◆ **Stored records**:
****

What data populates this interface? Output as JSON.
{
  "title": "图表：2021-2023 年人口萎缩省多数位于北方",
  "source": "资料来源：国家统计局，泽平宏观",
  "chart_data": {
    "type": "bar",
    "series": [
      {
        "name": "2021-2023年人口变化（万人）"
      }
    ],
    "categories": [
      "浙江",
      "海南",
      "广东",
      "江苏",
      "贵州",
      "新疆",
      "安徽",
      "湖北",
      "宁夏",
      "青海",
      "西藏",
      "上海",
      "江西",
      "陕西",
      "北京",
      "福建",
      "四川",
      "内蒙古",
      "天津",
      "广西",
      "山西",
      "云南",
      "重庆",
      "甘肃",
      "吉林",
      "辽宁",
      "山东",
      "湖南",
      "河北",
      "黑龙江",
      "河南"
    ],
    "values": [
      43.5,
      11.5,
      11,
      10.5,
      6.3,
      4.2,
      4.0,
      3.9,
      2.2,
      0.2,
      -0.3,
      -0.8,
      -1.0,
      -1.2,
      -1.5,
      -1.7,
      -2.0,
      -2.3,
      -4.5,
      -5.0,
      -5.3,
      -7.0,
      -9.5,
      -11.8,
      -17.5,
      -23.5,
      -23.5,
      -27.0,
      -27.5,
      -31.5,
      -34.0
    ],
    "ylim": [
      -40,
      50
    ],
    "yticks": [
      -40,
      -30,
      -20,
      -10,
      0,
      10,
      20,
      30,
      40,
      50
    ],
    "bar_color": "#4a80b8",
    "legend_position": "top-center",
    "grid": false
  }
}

****

◆ **Given problem**:
Extract all the entries word for word.

◆ **Written answer**:
What data populates this interface? Output as JSON.
{
  "title": "图表：2021-2023 年人口萎缩省多数位于北方",
  "source": "资料来源：国家统计局，泽平宏观",
  "chart_data": {
    "type": "bar",
    "series": [
      {
        "name": "2021-2023年人口变化（万人）"
      }
    ],
    "categories": [
      "浙江",
      "海南",
      "广东",
      "江苏",
      "贵州",
      "新疆",
      "安徽",
      "湖北",
      "宁夏",
      "青海",
      "西藏",
      "上海",
      "江西",
      "陕西",
      "北京",
      "福建",
      "四川",
      "内蒙古",
      "天津",
      "广西",
      "山西",
      "云南",
      "重庆",
      "甘肃",
      "吉林",
      "辽宁",
      "山东",
      "湖南",
      "河北",
      "黑龙江",
      "河南"
    ],
    "values": [
      43.5,
      11.5,
      11,
      10.5,
      6.3,
      4.2,
      4.0,
      3.9,
      2.2,
      0.2,
      -0.3,
      -0.8,
      -1.0,
      -1.2,
      -1.5,
      -1.7,
      -2.0,
      -2.3,
      -4.5,
      -5.0,
      -5.3,
      -7.0,
      -9.5,
      -11.8,
      -17.5,
      -23.5,
      -23.5,
      -27.0,
      -27.5,
      -31.5,
      -34.0
    ],
    "ylim": [
      -40,
      50
    ],
    "yticks": [
      -40,
      -30,
      -20,
      -10,
      0,
      10,
      20,
      30,
      40,
      50
    ],
    "bar_color": "#4a80b8",
    "legend_position": "top-center",
    "grid": false
  }
}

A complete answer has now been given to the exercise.